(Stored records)
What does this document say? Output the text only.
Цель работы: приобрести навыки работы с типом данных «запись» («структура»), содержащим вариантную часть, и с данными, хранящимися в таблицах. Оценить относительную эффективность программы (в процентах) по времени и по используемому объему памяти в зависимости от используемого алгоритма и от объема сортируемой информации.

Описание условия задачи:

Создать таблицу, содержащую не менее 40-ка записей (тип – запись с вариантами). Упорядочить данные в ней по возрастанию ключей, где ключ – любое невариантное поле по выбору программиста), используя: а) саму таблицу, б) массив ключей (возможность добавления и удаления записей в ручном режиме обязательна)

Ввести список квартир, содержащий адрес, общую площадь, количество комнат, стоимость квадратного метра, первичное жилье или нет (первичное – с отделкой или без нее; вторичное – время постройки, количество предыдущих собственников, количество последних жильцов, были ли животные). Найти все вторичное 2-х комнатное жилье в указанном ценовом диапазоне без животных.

==

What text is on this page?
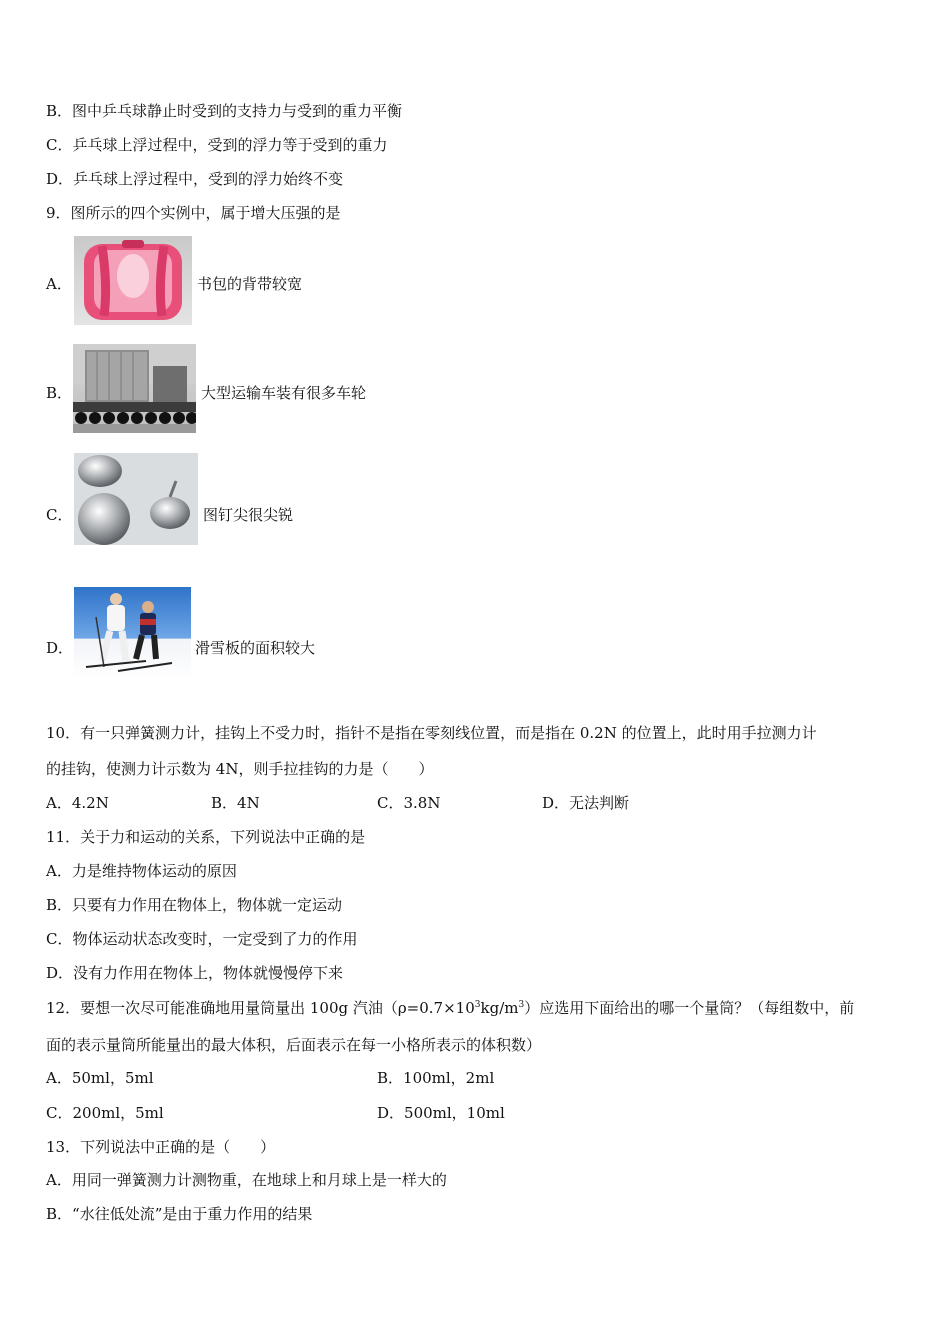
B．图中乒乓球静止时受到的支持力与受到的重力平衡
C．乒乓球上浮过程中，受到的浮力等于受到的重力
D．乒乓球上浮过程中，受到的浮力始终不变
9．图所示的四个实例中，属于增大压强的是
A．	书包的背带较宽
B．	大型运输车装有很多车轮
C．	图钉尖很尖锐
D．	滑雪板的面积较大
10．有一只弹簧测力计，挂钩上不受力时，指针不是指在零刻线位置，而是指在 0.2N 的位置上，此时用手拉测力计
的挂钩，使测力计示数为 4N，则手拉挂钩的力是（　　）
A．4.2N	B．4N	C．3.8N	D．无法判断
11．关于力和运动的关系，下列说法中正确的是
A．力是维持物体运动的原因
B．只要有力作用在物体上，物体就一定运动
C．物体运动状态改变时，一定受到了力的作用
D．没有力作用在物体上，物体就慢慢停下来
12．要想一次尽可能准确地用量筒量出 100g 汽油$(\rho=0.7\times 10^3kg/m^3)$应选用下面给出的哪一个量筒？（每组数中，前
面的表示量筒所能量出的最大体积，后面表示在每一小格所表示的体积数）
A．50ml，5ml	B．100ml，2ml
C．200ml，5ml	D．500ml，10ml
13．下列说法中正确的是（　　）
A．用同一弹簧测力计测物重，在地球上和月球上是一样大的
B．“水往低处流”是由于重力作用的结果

*Required work:*
Look through the records and gather every line containing "下列说法中正确的是".

*Task response:*
11．关于力和运动的关系，下列说法中正确的是
13．下列说法中正确的是（　　）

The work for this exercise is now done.